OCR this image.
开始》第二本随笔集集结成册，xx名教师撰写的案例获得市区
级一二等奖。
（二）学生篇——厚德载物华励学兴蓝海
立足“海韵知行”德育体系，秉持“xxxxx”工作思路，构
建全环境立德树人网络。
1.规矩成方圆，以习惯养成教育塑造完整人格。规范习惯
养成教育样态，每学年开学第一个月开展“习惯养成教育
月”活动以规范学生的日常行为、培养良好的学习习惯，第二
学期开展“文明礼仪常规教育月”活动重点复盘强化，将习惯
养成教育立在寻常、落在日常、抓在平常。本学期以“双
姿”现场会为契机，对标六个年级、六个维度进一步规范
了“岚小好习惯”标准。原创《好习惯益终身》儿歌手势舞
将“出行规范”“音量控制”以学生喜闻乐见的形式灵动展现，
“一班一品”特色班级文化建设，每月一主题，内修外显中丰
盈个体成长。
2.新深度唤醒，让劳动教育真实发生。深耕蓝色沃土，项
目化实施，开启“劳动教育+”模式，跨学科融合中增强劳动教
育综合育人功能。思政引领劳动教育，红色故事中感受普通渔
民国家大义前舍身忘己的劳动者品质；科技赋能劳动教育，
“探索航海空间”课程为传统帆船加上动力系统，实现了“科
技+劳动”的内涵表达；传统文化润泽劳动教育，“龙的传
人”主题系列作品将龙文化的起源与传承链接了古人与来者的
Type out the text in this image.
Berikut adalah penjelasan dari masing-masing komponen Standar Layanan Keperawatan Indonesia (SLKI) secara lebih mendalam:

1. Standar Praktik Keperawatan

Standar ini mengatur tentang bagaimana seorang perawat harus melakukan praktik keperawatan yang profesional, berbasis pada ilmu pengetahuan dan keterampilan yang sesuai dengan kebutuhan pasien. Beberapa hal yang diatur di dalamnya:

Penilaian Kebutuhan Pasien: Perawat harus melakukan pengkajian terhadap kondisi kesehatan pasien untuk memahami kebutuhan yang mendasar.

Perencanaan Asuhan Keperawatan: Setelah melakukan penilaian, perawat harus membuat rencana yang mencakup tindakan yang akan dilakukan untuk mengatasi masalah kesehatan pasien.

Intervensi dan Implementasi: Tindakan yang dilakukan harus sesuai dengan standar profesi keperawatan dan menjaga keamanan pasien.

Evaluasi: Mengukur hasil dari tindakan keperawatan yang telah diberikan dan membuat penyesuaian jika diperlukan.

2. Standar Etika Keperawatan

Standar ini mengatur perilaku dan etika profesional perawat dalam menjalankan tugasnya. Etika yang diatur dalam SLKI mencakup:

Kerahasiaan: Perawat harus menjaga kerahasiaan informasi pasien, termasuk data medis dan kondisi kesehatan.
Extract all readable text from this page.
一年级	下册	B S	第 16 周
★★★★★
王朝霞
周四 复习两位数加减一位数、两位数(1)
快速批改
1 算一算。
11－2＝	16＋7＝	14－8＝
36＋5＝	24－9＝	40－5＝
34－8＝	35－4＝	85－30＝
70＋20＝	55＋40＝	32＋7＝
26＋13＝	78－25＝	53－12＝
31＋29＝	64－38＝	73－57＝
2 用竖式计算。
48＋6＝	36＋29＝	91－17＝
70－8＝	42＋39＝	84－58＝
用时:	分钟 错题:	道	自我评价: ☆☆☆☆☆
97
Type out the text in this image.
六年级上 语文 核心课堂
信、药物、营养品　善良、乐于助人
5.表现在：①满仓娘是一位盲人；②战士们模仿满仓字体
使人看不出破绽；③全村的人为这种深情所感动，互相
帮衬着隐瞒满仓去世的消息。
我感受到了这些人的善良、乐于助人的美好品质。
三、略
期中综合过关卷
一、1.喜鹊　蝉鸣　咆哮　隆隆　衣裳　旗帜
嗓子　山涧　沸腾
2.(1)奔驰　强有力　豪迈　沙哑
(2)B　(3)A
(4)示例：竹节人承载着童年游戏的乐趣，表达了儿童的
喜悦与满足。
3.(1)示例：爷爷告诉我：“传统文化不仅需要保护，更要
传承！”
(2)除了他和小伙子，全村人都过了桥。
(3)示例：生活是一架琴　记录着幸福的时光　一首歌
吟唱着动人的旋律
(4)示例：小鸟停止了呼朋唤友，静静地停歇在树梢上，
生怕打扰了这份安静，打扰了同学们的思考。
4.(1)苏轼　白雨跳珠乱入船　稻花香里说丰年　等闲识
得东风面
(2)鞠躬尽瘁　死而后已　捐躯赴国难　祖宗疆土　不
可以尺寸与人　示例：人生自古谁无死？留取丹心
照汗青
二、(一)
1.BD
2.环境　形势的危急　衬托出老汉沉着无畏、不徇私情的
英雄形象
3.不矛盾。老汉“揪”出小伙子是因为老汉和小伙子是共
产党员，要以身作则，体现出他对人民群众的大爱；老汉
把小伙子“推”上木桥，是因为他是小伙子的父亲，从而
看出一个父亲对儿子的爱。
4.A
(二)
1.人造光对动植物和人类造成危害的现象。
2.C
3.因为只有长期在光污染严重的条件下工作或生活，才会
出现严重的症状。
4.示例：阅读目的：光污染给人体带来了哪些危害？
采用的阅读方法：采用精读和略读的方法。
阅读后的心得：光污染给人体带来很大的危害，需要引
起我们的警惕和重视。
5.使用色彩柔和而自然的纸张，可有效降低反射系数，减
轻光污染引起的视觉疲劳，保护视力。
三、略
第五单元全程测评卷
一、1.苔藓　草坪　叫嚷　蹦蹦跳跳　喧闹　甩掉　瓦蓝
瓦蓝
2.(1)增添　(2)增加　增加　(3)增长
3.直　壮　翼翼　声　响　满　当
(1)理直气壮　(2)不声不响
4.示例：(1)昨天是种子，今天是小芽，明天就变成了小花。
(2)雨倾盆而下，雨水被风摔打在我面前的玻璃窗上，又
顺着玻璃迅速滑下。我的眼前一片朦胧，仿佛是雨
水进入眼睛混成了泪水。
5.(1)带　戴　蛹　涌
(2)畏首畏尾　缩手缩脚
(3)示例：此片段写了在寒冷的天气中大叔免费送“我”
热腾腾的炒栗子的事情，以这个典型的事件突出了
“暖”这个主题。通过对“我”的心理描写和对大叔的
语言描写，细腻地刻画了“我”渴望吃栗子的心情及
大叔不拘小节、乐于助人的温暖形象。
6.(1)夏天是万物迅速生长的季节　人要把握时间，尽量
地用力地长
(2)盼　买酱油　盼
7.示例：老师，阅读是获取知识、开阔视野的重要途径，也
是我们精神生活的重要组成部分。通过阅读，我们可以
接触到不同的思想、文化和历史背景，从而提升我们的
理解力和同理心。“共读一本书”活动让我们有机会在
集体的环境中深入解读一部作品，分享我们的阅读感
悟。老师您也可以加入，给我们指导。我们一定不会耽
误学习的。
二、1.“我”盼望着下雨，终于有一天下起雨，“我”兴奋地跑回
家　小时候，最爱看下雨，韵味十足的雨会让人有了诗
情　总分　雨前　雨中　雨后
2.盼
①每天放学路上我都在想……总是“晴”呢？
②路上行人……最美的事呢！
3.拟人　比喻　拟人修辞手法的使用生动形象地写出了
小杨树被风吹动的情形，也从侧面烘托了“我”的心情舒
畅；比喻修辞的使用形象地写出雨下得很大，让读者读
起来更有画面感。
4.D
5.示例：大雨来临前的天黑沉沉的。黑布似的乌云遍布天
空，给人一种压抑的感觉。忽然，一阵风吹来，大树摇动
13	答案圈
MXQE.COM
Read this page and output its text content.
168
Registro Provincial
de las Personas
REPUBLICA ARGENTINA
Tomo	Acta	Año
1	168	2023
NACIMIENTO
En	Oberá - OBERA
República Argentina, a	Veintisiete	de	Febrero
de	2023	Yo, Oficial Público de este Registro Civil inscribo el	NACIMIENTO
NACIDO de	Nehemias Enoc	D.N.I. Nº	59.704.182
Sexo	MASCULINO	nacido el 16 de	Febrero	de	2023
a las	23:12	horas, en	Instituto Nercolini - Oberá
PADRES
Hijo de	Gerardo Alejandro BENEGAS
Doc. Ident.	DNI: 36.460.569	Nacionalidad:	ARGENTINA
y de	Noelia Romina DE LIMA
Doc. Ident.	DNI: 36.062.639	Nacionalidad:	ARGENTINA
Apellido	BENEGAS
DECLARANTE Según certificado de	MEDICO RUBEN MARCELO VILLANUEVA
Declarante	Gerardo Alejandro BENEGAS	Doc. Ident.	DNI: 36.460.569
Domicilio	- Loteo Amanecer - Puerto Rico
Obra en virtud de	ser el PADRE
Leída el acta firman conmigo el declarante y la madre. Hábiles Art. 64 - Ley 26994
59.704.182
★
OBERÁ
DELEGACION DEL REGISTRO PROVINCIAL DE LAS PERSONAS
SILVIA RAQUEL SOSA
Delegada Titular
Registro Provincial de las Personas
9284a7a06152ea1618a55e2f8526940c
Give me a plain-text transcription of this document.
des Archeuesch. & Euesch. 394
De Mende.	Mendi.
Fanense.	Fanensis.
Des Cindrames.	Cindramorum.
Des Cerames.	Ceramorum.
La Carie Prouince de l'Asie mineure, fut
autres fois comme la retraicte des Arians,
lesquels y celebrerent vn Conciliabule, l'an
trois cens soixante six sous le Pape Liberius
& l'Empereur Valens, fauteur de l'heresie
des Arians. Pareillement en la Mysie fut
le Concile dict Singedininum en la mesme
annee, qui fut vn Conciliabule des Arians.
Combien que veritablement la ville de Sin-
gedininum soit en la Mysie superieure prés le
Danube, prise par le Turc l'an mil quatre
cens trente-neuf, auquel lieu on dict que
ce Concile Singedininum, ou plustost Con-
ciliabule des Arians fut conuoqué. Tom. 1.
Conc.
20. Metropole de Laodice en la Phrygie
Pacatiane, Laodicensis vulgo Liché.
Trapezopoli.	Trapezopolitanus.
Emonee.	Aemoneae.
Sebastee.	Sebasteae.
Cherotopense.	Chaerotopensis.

━━━━━━

What are the lines from the one with "Read this page and output its text content." through the last line of the records above? Quote them exactly and add nothing.

Read this page and output its text content.
168
Registro Provincial
de las Personas
REPUBLICA ARGENTINA
Tomo	Acta	Año
1	168	2023
NACIMIENTO
En	Oberá - OBERA
República Argentina, a	Veintisiete	de	Febrero
de	2023	Yo, Oficial Público de este Registro Civil inscribo el	NACIMIENTO
NACIDO de	Nehemias Enoc	D.N.I. Nº	59.704.182
Sexo	MASCULINO	nacido el 16 de	Febrero	de	2023
a las	23:12	horas, en	Instituto Nercolini - Oberá
PADRES
Hijo de	Gerardo Alejandro BENEGAS
Doc. Ident.	DNI: 36.460.569	Nacionalidad:	ARGENTINA
y de	Noelia Romina DE LIMA
Doc. Ident.	DNI: 36.062.639	Nacionalidad:	ARGENTINA
Apellido	BENEGAS
DECLARANTE Según certificado de	MEDICO RUBEN MARCELO VILLANUEVA
Declarante	Gerardo Alejandro BENEGAS	Doc. Ident.	DNI: 36.460.569
Domicilio	- Loteo Amanecer - Puerto Rico
Obra en virtud de	ser el PADRE
Leída el acta firman conmigo el declarante y la madre. Hábiles Art. 64 - Ley 26994
59.704.182
★
OBERÁ
DELEGACION DEL REGISTRO PROVINCIAL DE LAS PERSONAS
SILVIA RAQUEL SOSA
Delegada Titular
Registro Provincial de las Personas
9284a7a06152ea1618a55e2f8526940c
Give me a plain-text transcription of this document.
des Archeuesch. & Euesch. 394
De Mende.	Mendi.
Fanense.	Fanensis.
Des Cindrames.	Cindramorum.
Des Cerames.	Ceramorum.
La Carie Prouince de l'Asie mineure, fut
autres fois comme la retraicte des Arians,
lesquels y celebrerent vn Conciliabule, l'an
trois cens soixante six sous le Pape Liberius
& l'Empereur Valens, fauteur de l'heresie
des Arians. Pareillement en la Mysie fut
le Concile dict Singedininum en la mesme
annee, qui fut vn Conciliabule des Arians.
Combien que veritablement la ville de Sin-
gedininum soit en la Mysie superieure prés le
Danube, prise par le Turc l'an mil quatre
cens trente-neuf, auquel lieu on dict que
ce Concile Singedininum, ou plustost Con-
ciliabule des Arians fut conuoqué. Tom. 1.
Conc.
20. Metropole de Laodice en la Phrygie
Pacatiane, Laodicensis vulgo Liché.
Trapezopoli.	Trapezopolitanus.
Emonee.	Aemoneae.
Sebastee.	Sebasteae.
Cherotopense.	Chaerotopensis.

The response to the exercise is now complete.